[Records excerpted from a collection]
################

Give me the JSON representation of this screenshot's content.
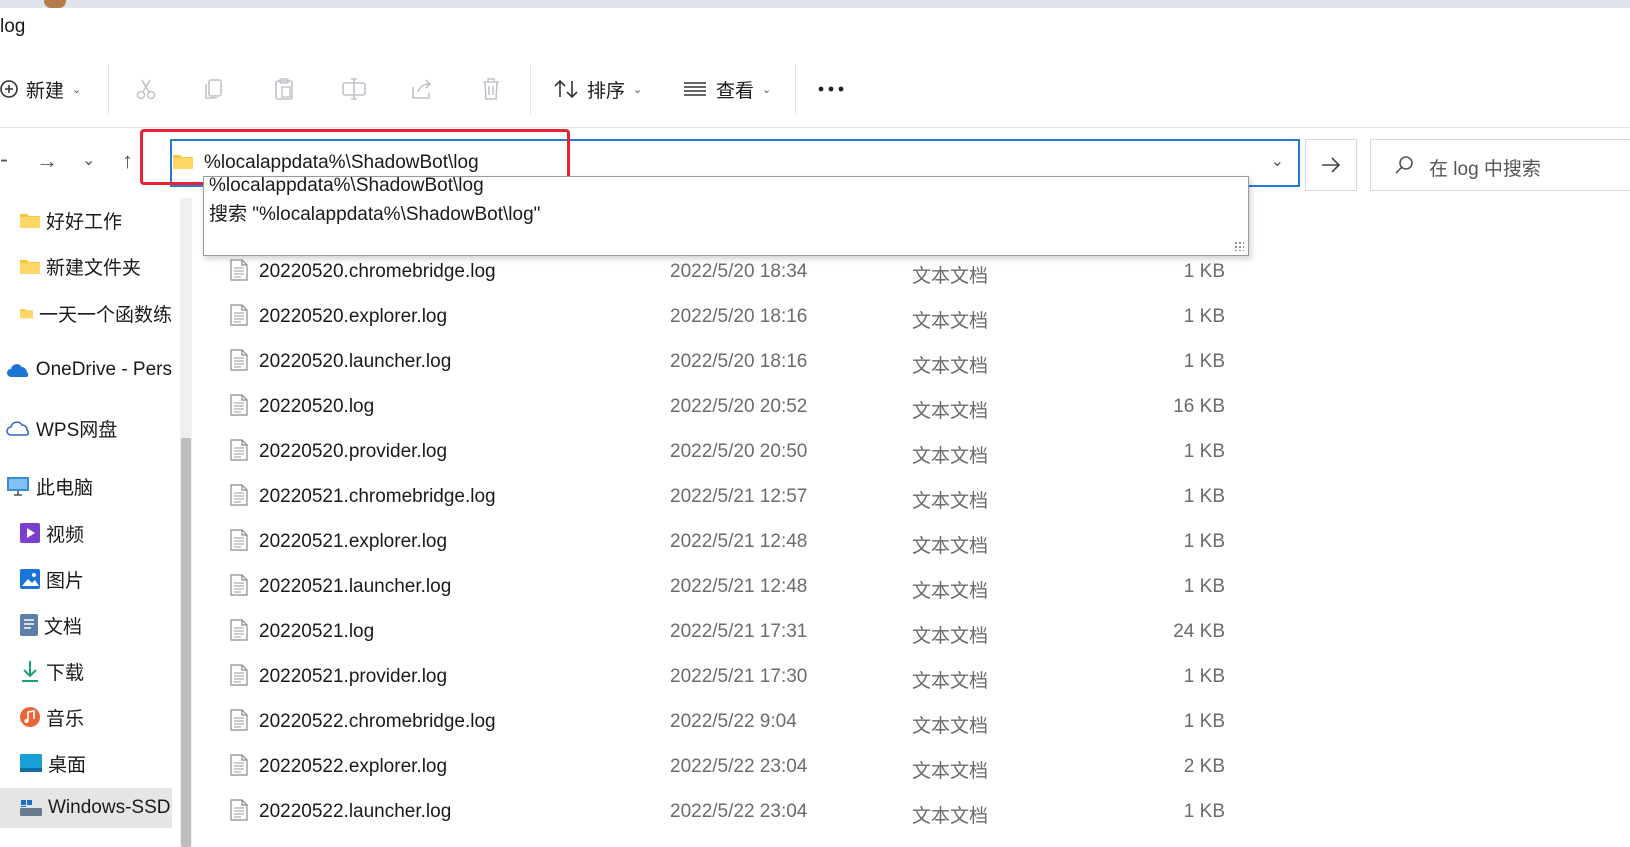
{
  "window": {
    "title": "log"
  },
  "toolbar": {
    "new_label": "新建",
    "sort_label": "排序",
    "view_label": "查看",
    "more_label": "..."
  },
  "address": {
    "path": "%localappdata%\\ShadowBot\\log",
    "search_placeholder": "在 log 中搜索",
    "suggestions": [
      "%localappdata%\\ShadowBot\\log",
      "搜索 \"%localappdata%\\ShadowBot\\log\""
    ]
  },
  "sidebar": {
    "items": [
      {
        "label": "好好工作",
        "icon": "folder-icon"
      },
      {
        "label": "新建文件夹",
        "icon": "folder-icon"
      },
      {
        "label": "一天一个函数练",
        "icon": "folder-icon"
      },
      {
        "label": "OneDrive - Pers",
        "icon": "onedrive-icon"
      },
      {
        "label": "WPS网盘",
        "icon": "cloud-icon"
      },
      {
        "label": "此电脑",
        "icon": "computer-icon"
      },
      {
        "label": "视频",
        "icon": "video-icon"
      },
      {
        "label": "图片",
        "icon": "picture-icon"
      },
      {
        "label": "文档",
        "icon": "document-icon"
      },
      {
        "label": "下载",
        "icon": "download-icon"
      },
      {
        "label": "音乐",
        "icon": "music-icon"
      },
      {
        "label": "桌面",
        "icon": "desktop-icon"
      },
      {
        "label": "Windows-SSD",
        "icon": "drive-icon"
      }
    ]
  },
  "files": [
    {
      "name": "20220520.chromebridge.log",
      "date": "2022/5/20 18:34",
      "type": "文本文档",
      "size": "1 KB"
    },
    {
      "name": "20220520.explorer.log",
      "date": "2022/5/20 18:16",
      "type": "文本文档",
      "size": "1 KB"
    },
    {
      "name": "20220520.launcher.log",
      "date": "2022/5/20 18:16",
      "type": "文本文档",
      "size": "1 KB"
    },
    {
      "name": "20220520.log",
      "date": "2022/5/20 20:52",
      "type": "文本文档",
      "size": "16 KB"
    },
    {
      "name": "20220520.provider.log",
      "date": "2022/5/20 20:50",
      "type": "文本文档",
      "size": "1 KB"
    },
    {
      "name": "20220521.chromebridge.log",
      "date": "2022/5/21 12:57",
      "type": "文本文档",
      "size": "1 KB"
    },
    {
      "name": "20220521.explorer.log",
      "date": "2022/5/21 12:48",
      "type": "文本文档",
      "size": "1 KB"
    },
    {
      "name": "20220521.launcher.log",
      "date": "2022/5/21 12:48",
      "type": "文本文档",
      "size": "1 KB"
    },
    {
      "name": "20220521.log",
      "date": "2022/5/21 17:31",
      "type": "文本文档",
      "size": "24 KB"
    },
    {
      "name": "20220521.provider.log",
      "date": "2022/5/21 17:30",
      "type": "文本文档",
      "size": "1 KB"
    },
    {
      "name": "20220522.chromebridge.log",
      "date": "2022/5/22 9:04",
      "type": "文本文档",
      "size": "1 KB"
    },
    {
      "name": "20220522.explorer.log",
      "date": "2022/5/22 23:04",
      "type": "文本文档",
      "size": "2 KB"
    },
    {
      "name": "20220522.launcher.log",
      "date": "2022/5/22 23:04",
      "type": "文本文档",
      "size": "1 KB"
    }
  ],
  "colors": {
    "accent": "#2a7ad4",
    "highlight_box": "#e8232f",
    "folder": "#f6c443",
    "selected_bg": "#e5e5e5"
  }
}
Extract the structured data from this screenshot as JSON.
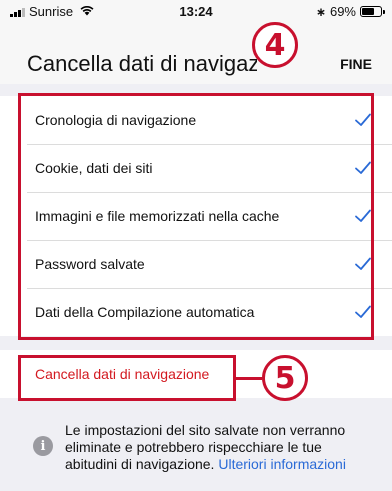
{
  "status_bar": {
    "carrier": "Sunrise",
    "time": "13:24",
    "battery": "69%",
    "battery_level": 0.69,
    "icons": [
      "signal-icon",
      "wifi-icon",
      "bluetooth-icon",
      "battery-icon"
    ]
  },
  "header": {
    "title": "Cancella dati di navigazione",
    "done_label": "FINE"
  },
  "options": [
    {
      "label": "Cronologia di navigazione",
      "checked": true
    },
    {
      "label": "Cookie, dati dei siti",
      "checked": true
    },
    {
      "label": "Immagini e file memorizzati nella cache",
      "checked": true
    },
    {
      "label": "Password salvate",
      "checked": true
    },
    {
      "label": "Dati della Compilazione automatica",
      "checked": true
    }
  ],
  "action": {
    "label": "Cancella dati di navigazione"
  },
  "info": {
    "text": "Le impostazioni del sito salvate non verranno eliminate e potrebbero rispecchiare le tue abitudini di navigazione. ",
    "link": "Ulteriori informazioni"
  },
  "callouts": [
    {
      "number": "4"
    },
    {
      "number": "5"
    }
  ],
  "colors": {
    "accent": "#2a6ad6",
    "danger": "#d31920",
    "callout": "#c8102e"
  }
}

################

> _What needs to be done_:
Reproduce each entry verbatim, excluding any embedded images.

> _The answer_:
Give me the JSON representation of this screenshot's content.
{
  "window": {
    "title": "log"
  },
  "toolbar": {
    "new_label": "新建",
    "sort_label": "排序",
    "view_label": "查看",
    "more_label": "..."
  },
  "address": {
    "path": "%localappdata%\\ShadowBot\\log",
    "search_placeholder": "在 log 中搜索",
    "suggestions": [
      "%localappdata%\\ShadowBot\\log",
      "搜索 \"%localappdata%\\ShadowBot\\log\""
    ]
  },
  "sidebar": {
    "items": [
      {
        "label": "好好工作",
        "icon": "folder-icon"
      },
      {
        "label": "新建文件夹",
        "icon": "folder-icon"
      },
      {
        "label": "一天一个函数练",
        "icon": "folder-icon"
      },
      {
        "label": "OneDrive - Pers",
        "icon": "onedrive-icon"
      },
      {
        "label": "WPS网盘",
        "icon": "cloud-icon"
      },
      {
        "label": "此电脑",
        "icon": "computer-icon"
      },
      {
        "label": "视频",
        "icon": "video-icon"
      },
      {
        "label": "图片",
        "icon": "picture-icon"
      },
      {
        "label": "文档",
        "icon": "document-icon"
      },
      {
        "label": "下载",
        "icon": "download-icon"
      },
      {
        "label": "音乐",
        "icon": "music-icon"
      },
      {
        "label": "桌面",
        "icon": "desktop-icon"
      },
      {
        "label": "Windows-SSD",
        "icon": "drive-icon"
      }
    ]
  },
  "files": [
    {
      "name": "20220520.chromebridge.log",
      "date": "2022/5/20 18:34",
      "type": "文本文档",
      "size": "1 KB"
    },
    {
      "name": "20220520.explorer.log",
      "date": "2022/5/20 18:16",
      "type": "文本文档",
      "size": "1 KB"
    },
    {
      "name": "20220520.launcher.log",
      "date": "2022/5/20 18:16",
      "type": "文本文档",
      "size": "1 KB"
    },
    {
      "name": "20220520.log",
      "date": "2022/5/20 20:52",
      "type": "文本文档",
      "size": "16 KB"
    },
    {
      "name": "20220520.provider.log",
      "date": "2022/5/20 20:50",
      "type": "文本文档",
      "size": "1 KB"
    },
    {
      "name": "20220521.chromebridge.log",
      "date": "2022/5/21 12:57",
      "type": "文本文档",
      "size": "1 KB"
    },
    {
      "name": "20220521.explorer.log",
      "date": "2022/5/21 12:48",
      "type": "文本文档",
      "size": "1 KB"
    },
    {
      "name": "20220521.launcher.log",
      "date": "2022/5/21 12:48",
      "type": "文本文档",
      "size": "1 KB"
    },
    {
      "name": "20220521.log",
      "date": "2022/5/21 17:31",
      "type": "文本文档",
      "size": "24 KB"
    },
    {
      "name": "20220521.provider.log",
      "date": "2022/5/21 17:30",
      "type": "文本文档",
      "size": "1 KB"
    },
    {
      "name": "20220522.chromebridge.log",
      "date": "2022/5/22 9:04",
      "type": "文本文档",
      "size": "1 KB"
    },
    {
      "name": "20220522.explorer.log",
      "date": "2022/5/22 23:04",
      "type": "文本文档",
      "size": "2 KB"
    },
    {
      "name": "20220522.launcher.log",
      "date": "2022/5/22 23:04",
      "type": "文本文档",
      "size": "1 KB"
    }
  ],
  "colors": {
    "accent": "#2a7ad4",
    "highlight_box": "#e8232f",
    "folder": "#f6c443",
    "selected_bg": "#e5e5e5"
  }
}
Extract the structured data from this screenshot as JSON.
{
  "status_bar": {
    "carrier": "Sunrise",
    "time": "13:24",
    "battery": "69%",
    "battery_level": 0.69,
    "icons": [
      "signal-icon",
      "wifi-icon",
      "bluetooth-icon",
      "battery-icon"
    ]
  },
  "header": {
    "title": "Cancella dati di navigazione",
    "done_label": "FINE"
  },
  "options": [
    {
      "label": "Cronologia di navigazione",
      "checked": true
    },
    {
      "label": "Cookie, dati dei siti",
      "checked": true
    },
    {
      "label": "Immagini e file memorizzati nella cache",
      "checked": true
    },
    {
      "label": "Password salvate",
      "checked": true
    },
    {
      "label": "Dati della Compilazione automatica",
      "checked": true
    }
  ],
  "action": {
    "label": "Cancella dati di navigazione"
  },
  "info": {
    "text": "Le impostazioni del sito salvate non verranno eliminate e potrebbero rispecchiare le tue abitudini di navigazione. ",
    "link": "Ulteriori informazioni"
  },
  "callouts": [
    {
      "number": "4"
    },
    {
      "number": "5"
    }
  ],
  "colors": {
    "accent": "#2a6ad6",
    "danger": "#d31920",
    "callout": "#c8102e"
  }
}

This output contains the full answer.